**PASSAGE:**
'''
Your editorial writers seem to be in a state of denial about
the United Nations (Laurence Britt’s “One Mind Fits All,” March 23). Ever hear
of the Iraqi “Oil for Food Scandal” involving Kofi Annan’s son and former
second-in-command? How about the new scandal involving sexual abuse of children
by UN staffers in Eastern Europe and the Congo?

            Don’t you
think a UN which has Libya
and the Sudan
on its Human Rights Commission deserves disdain? You know the Sudan:
That’s the place where Arabs are enslaving (literally) and murdering black
tribes like the Nuba. I believe the word is genocide? Does reality have any
influence whatsoever on your writer’s UN fantasies?

            Alan L. Glaser, Rochester

            Laurence Britt’s response: The UN is not
a perfect institution, but at the moment it is the only one we have. No country
on earth is perfect, either, and all, including the US,
have done things that are regrettable. The question is: Does the US
wish to try to work with the UN to make it and the world a better place or
follow a strictly unilateral approach?
'''
**SUPPLIED ENTRIES:**
'''
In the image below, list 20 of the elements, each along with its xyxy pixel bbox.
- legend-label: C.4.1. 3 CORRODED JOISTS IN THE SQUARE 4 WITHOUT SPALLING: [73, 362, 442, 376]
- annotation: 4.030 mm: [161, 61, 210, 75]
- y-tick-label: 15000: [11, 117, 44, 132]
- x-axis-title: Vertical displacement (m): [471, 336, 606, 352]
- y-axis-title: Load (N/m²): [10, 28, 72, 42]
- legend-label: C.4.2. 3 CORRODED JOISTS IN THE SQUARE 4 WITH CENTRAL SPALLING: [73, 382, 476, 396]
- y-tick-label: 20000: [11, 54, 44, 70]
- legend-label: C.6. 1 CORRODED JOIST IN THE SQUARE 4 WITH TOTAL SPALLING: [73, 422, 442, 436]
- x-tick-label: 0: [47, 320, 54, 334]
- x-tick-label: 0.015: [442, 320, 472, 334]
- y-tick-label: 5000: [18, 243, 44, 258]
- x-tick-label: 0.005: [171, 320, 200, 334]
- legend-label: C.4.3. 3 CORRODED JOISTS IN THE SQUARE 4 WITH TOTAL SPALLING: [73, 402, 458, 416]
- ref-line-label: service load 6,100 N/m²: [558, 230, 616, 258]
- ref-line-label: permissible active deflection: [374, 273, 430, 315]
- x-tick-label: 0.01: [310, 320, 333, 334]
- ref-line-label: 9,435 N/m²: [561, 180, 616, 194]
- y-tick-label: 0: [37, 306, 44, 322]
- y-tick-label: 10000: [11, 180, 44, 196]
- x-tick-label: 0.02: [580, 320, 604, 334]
'''
**TASKS:**
(A) In the exchange about the United Nations, which two countries does the letter writer say sit on the UN's Human Rights Commission?
(B) List every person named in the exchange about the United Nations.
(C) Carry on the exchange about the United Nations from its last sentence.
The records aren't needed for anything here.

**RESULTS OF THE TASKS:**
(A) Libya and the Sudan.

(B) Laurence Britt, Kofi Annan, Alan L. Glaser

(C)
            The
appointment of John Bolton sends another strong message to the world that the US
is oblivious to international opinion, is above international law, and will use
its overwhelming power as it alone sees fit. Many Americans, apparently
including Mr. Glaser, think this is a good thing. The overwhelming majority of
people the world over, including the people of our traditional allies, are
disgusted with this American arrogance, as shown by numerous opinion polls.

            In our own
Declaration of Independence, the phrase “a decent respect for the opinions
of mankind” was used to describe our concern for world opinion. Now the
neocon philosophy is to thumb our nose at anyone with another opinion. Sooner
or later, losing a “decent respect” will come home to haunt us.